THE REQUEST =
Your task is to copy every record exactly.

PROVIDED DATA =
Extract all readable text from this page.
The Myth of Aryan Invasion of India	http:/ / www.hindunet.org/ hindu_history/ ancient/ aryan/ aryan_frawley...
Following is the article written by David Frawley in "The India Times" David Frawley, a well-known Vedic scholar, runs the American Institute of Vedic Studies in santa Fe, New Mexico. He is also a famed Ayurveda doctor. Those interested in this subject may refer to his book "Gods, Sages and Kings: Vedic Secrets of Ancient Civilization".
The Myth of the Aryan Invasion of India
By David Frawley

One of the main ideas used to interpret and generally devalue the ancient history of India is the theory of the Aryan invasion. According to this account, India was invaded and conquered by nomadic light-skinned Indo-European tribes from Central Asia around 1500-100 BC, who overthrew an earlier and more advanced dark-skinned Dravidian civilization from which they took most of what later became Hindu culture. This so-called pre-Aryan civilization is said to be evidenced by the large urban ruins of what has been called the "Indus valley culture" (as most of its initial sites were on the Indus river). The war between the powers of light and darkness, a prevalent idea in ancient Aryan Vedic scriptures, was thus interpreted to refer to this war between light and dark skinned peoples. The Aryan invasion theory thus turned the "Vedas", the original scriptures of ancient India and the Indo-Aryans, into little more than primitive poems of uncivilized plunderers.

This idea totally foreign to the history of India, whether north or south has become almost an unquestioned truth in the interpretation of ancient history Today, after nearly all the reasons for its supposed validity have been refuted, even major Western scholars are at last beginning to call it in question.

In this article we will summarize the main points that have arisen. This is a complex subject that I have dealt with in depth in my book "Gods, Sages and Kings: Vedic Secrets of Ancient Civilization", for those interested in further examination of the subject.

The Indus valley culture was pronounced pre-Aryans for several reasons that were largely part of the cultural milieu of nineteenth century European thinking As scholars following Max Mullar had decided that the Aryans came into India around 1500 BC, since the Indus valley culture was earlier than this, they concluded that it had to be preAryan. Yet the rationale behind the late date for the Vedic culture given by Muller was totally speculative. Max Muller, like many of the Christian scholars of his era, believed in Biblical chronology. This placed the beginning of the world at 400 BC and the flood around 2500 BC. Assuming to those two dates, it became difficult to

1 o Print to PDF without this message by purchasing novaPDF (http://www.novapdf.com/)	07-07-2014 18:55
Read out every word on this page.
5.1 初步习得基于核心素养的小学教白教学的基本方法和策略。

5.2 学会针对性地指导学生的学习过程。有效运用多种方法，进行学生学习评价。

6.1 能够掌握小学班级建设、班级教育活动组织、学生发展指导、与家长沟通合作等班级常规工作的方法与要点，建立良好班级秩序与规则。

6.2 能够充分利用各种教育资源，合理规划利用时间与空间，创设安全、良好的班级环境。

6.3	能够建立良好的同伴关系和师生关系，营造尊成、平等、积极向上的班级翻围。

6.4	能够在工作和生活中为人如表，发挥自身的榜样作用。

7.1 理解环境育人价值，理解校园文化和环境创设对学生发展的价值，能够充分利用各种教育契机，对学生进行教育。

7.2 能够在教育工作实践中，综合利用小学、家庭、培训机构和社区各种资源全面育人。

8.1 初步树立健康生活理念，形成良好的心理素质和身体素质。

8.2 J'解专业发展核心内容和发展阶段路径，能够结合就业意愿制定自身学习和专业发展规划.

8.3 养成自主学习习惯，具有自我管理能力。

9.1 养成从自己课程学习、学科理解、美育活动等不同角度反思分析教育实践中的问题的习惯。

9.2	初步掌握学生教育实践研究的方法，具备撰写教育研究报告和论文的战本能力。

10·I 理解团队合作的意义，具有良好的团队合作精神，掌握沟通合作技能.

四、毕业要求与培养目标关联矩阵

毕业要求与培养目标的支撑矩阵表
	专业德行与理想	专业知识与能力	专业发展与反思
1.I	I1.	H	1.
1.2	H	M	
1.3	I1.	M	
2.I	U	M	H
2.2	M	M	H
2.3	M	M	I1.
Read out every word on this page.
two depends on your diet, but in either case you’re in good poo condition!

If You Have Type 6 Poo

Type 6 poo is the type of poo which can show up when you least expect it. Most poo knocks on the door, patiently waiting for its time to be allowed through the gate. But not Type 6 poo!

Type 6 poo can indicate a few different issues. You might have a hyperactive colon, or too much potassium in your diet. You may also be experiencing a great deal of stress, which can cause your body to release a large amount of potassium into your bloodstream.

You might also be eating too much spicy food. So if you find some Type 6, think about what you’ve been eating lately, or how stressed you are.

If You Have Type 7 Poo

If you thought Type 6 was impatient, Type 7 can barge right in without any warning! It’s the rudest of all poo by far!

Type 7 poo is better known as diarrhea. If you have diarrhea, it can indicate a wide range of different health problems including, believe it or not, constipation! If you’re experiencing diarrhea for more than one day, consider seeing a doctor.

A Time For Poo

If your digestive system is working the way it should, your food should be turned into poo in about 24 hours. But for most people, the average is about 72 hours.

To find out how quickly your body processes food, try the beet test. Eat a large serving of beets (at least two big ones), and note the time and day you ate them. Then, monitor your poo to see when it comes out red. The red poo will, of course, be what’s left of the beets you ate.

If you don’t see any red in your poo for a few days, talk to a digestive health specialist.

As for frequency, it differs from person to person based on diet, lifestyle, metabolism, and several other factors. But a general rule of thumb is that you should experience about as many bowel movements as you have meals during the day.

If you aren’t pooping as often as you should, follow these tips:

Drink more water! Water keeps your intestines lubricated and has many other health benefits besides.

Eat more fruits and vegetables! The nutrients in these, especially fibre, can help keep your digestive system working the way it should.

RIGHT ANSWER =
Extract all readable text from this page.
The Myth of Aryan Invasion of India	http:/ / www.hindunet.org/ hindu_history/ ancient/ aryan/ aryan_frawley...
Following is the article written by David Frawley in "The India Times" David Frawley, a well-known Vedic scholar, runs the American Institute of Vedic Studies in santa Fe, New Mexico. He is also a famed Ayurveda doctor. Those interested in this subject may refer to his book "Gods, Sages and Kings: Vedic Secrets of Ancient Civilization".
The Myth of the Aryan Invasion of India
By David Frawley

One of the main ideas used to interpret and generally devalue the ancient history of India is the theory of the Aryan invasion. According to this account, India was invaded and conquered by nomadic light-skinned Indo-European tribes from Central Asia around 1500-100 BC, who overthrew an earlier and more advanced dark-skinned Dravidian civilization from which they took most of what later became Hindu culture. This so-called pre-Aryan civilization is said to be evidenced by the large urban ruins of what has been called the "Indus valley culture" (as most of its initial sites were on the Indus river). The war between the powers of light and darkness, a prevalent idea in ancient Aryan Vedic scriptures, was thus interpreted to refer to this war between light and dark skinned peoples. The Aryan invasion theory thus turned the "Vedas", the original scriptures of ancient India and the Indo-Aryans, into little more than primitive poems of uncivilized plunderers.

This idea totally foreign to the history of India, whether north or south has become almost an unquestioned truth in the interpretation of ancient history Today, after nearly all the reasons for its supposed validity have been refuted, even major Western scholars are at last beginning to call it in question.

In this article we will summarize the main points that have arisen. This is a complex subject that I have dealt with in depth in my book "Gods, Sages and Kings: Vedic Secrets of Ancient Civilization", for those interested in further examination of the subject.

The Indus valley culture was pronounced pre-Aryans for several reasons that were largely part of the cultural milieu of nineteenth century European thinking As scholars following Max Mullar had decided that the Aryans came into India around 1500 BC, since the Indus valley culture was earlier than this, they concluded that it had to be preAryan. Yet the rationale behind the late date for the Vedic culture given by Muller was totally speculative. Max Muller, like many of the Christian scholars of his era, believed in Biblical chronology. This placed the beginning of the world at 400 BC and the flood around 2500 BC. Assuming to those two dates, it became difficult to

1 o Print to PDF without this message by purchasing novaPDF (http://www.novapdf.com/)	07-07-2014 18:55
Read out every word on this page.
5.1 初步习得基于核心素养的小学教白教学的基本方法和策略。

5.2 学会针对性地指导学生的学习过程。有效运用多种方法，进行学生学习评价。

6.1 能够掌握小学班级建设、班级教育活动组织、学生发展指导、与家长沟通合作等班级常规工作的方法与要点，建立良好班级秩序与规则。

6.2 能够充分利用各种教育资源，合理规划利用时间与空间，创设安全、良好的班级环境。

6.3	能够建立良好的同伴关系和师生关系，营造尊成、平等、积极向上的班级翻围。

6.4	能够在工作和生活中为人如表，发挥自身的榜样作用。

7.1 理解环境育人价值，理解校园文化和环境创设对学生发展的价值，能够充分利用各种教育契机，对学生进行教育。

7.2 能够在教育工作实践中，综合利用小学、家庭、培训机构和社区各种资源全面育人。

8.1 初步树立健康生活理念，形成良好的心理素质和身体素质。

8.2 J'解专业发展核心内容和发展阶段路径，能够结合就业意愿制定自身学习和专业发展规划.

8.3 养成自主学习习惯，具有自我管理能力。

9.1 养成从自己课程学习、学科理解、美育活动等不同角度反思分析教育实践中的问题的习惯。

9.2	初步掌握学生教育实践研究的方法，具备撰写教育研究报告和论文的战本能力。

10·I 理解团队合作的意义，具有良好的团队合作精神，掌握沟通合作技能.

四、毕业要求与培养目标关联矩阵

毕业要求与培养目标的支撑矩阵表
	专业德行与理想	专业知识与能力	专业发展与反思
1.I	I1.	H	1.
1.2	H	M	
1.3	I1.	M	
2.I	U	M	H
2.2	M	M	H
2.3	M	M	I1.
Read out every word on this page.
two depends on your diet, but in either case you’re in good poo condition!

If You Have Type 6 Poo

Type 6 poo is the type of poo which can show up when you least expect it. Most poo knocks on the door, patiently waiting for its time to be allowed through the gate. But not Type 6 poo!

Type 6 poo can indicate a few different issues. You might have a hyperactive colon, or too much potassium in your diet. You may also be experiencing a great deal of stress, which can cause your body to release a large amount of potassium into your bloodstream.

You might also be eating too much spicy food. So if you find some Type 6, think about what you’ve been eating lately, or how stressed you are.

If You Have Type 7 Poo

If you thought Type 6 was impatient, Type 7 can barge right in without any warning! It’s the rudest of all poo by far!

Type 7 poo is better known as diarrhea. If you have diarrhea, it can indicate a wide range of different health problems including, believe it or not, constipation! If you’re experiencing diarrhea for more than one day, consider seeing a doctor.

A Time For Poo

If your digestive system is working the way it should, your food should be turned into poo in about 24 hours. But for most people, the average is about 72 hours.

To find out how quickly your body processes food, try the beet test. Eat a large serving of beets (at least two big ones), and note the time and day you ate them. Then, monitor your poo to see when it comes out red. The red poo will, of course, be what’s left of the beets you ate.

If you don’t see any red in your poo for a few days, talk to a digestive health specialist.

As for frequency, it differs from person to person based on diet, lifestyle, metabolism, and several other factors. But a general rule of thumb is that you should experience about as many bowel movements as you have meals during the day.

If you aren’t pooping as often as you should, follow these tips:

Drink more water! Water keeps your intestines lubricated and has many other health benefits besides.

Eat more fruits and vegetables! The nutrients in these, especially fibre, can help keep your digestive system working the way it should.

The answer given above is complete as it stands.